Exercise description
Go through the data below line by line and count those containing the word "Dona". Reply with the count only.

━━━━━━━━━━━━━━━━

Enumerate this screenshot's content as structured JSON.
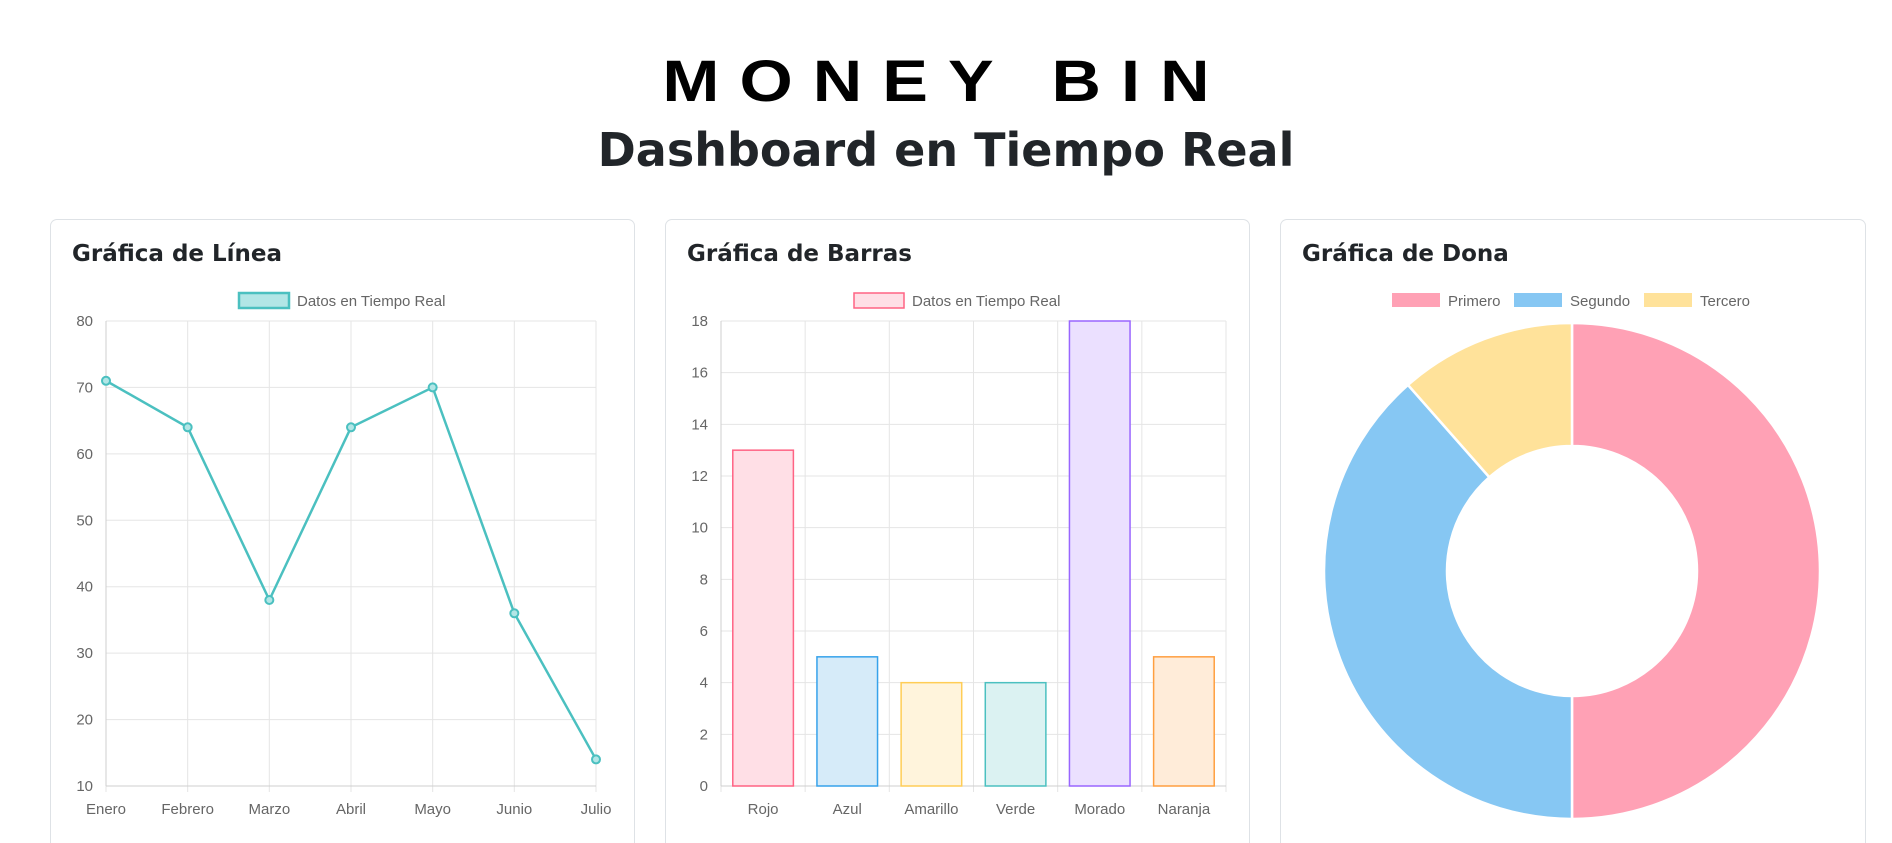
{
  "header": {
    "brand": "MONEY BIN",
    "title": "Dashboard en Tiempo Real"
  },
  "cards": {
    "line": {
      "title": "Gráfica de Línea"
    },
    "bar": {
      "title": "Gráfica de Barras"
    },
    "donut": {
      "title": "Gráfica de Dona"
    }
  },
  "colors": {
    "line": "#4bc0c0",
    "line_fill": "#b2e6e6",
    "grid": "#e5e5e5",
    "tick_text": "#666666",
    "donut_border": "#ffffff"
  },
  "chart_data": [
    {
      "type": "line",
      "title": "Gráfica de Línea",
      "categories": [
        "Enero",
        "Febrero",
        "Marzo",
        "Abril",
        "Mayo",
        "Junio",
        "Julio"
      ],
      "series": [
        {
          "name": "Datos en Tiempo Real",
          "values": [
            71,
            64,
            38,
            64,
            70,
            36,
            14
          ]
        }
      ],
      "yticks": [
        10,
        20,
        30,
        40,
        50,
        60,
        70,
        80
      ],
      "ylim": [
        10,
        80
      ],
      "grid": true,
      "legend": "top"
    },
    {
      "type": "bar",
      "title": "Gráfica de Barras",
      "categories": [
        "Rojo",
        "Azul",
        "Amarillo",
        "Verde",
        "Morado",
        "Naranja"
      ],
      "series": [
        {
          "name": "Datos en Tiempo Real",
          "values": [
            13,
            5,
            4,
            4,
            18,
            5
          ]
        }
      ],
      "bar_colors": [
        {
          "fill": "#ffdfe6",
          "stroke": "#ff6384"
        },
        {
          "fill": "#d6ebf9",
          "stroke": "#36a2eb"
        },
        {
          "fill": "#fff4dc",
          "stroke": "#ffcd56"
        },
        {
          "fill": "#dbf2f2",
          "stroke": "#4bc0c0"
        },
        {
          "fill": "#ebe0ff",
          "stroke": "#9966ff"
        },
        {
          "fill": "#ffecd9",
          "stroke": "#ff9f40"
        }
      ],
      "legend_colors": {
        "fill": "#ffdfe6",
        "stroke": "#ff6384"
      },
      "yticks": [
        0,
        2,
        4,
        6,
        8,
        10,
        12,
        14,
        16,
        18
      ],
      "ylim": [
        0,
        18
      ],
      "grid": true,
      "legend": "top"
    },
    {
      "type": "pie",
      "title": "Gráfica de Dona",
      "labels": [
        "Primero",
        "Segundo",
        "Tercero"
      ],
      "values": [
        50,
        38.5,
        11.5
      ],
      "colors": [
        "#ffa1b5",
        "#86c7f3",
        "#ffe29a"
      ],
      "legend": "top"
    }
  ]
}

━━━━━━━━━━━━━━━━

Solved problem
2